#### [Exercise task]
Comb the records below for the string "text" and copy each line where it turns up.

(Collection entries)
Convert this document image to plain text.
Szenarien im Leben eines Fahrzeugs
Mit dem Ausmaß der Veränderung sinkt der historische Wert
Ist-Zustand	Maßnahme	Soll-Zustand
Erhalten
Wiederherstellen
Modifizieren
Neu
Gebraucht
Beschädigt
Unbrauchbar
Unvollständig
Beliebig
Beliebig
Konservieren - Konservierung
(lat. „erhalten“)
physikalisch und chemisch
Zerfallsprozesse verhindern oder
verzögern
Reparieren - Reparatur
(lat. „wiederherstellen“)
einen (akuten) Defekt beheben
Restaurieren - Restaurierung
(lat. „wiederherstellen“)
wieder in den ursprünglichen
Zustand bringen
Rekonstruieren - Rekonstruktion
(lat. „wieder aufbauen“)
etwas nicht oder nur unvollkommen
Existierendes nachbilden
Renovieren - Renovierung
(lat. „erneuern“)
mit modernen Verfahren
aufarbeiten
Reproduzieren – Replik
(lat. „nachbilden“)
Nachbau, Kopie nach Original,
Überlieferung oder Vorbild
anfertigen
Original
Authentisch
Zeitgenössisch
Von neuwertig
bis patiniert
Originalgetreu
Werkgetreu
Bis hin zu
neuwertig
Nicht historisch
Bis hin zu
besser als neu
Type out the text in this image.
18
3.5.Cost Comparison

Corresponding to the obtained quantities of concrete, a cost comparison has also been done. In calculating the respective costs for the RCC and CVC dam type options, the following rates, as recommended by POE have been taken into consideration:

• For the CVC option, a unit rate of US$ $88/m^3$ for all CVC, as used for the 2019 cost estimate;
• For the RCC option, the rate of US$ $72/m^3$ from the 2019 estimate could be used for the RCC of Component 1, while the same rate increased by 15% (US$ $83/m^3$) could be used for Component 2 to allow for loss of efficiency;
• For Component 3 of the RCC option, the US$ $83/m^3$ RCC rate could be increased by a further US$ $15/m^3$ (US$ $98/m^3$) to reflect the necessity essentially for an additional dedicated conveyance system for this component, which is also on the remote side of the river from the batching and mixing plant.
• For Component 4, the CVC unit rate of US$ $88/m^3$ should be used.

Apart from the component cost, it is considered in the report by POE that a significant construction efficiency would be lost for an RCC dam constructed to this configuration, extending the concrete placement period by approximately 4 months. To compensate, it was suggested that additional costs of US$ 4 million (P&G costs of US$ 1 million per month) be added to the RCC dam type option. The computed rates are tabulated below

#### [Answer in full]
Convert this document image to plain text.
Type out the text in this image.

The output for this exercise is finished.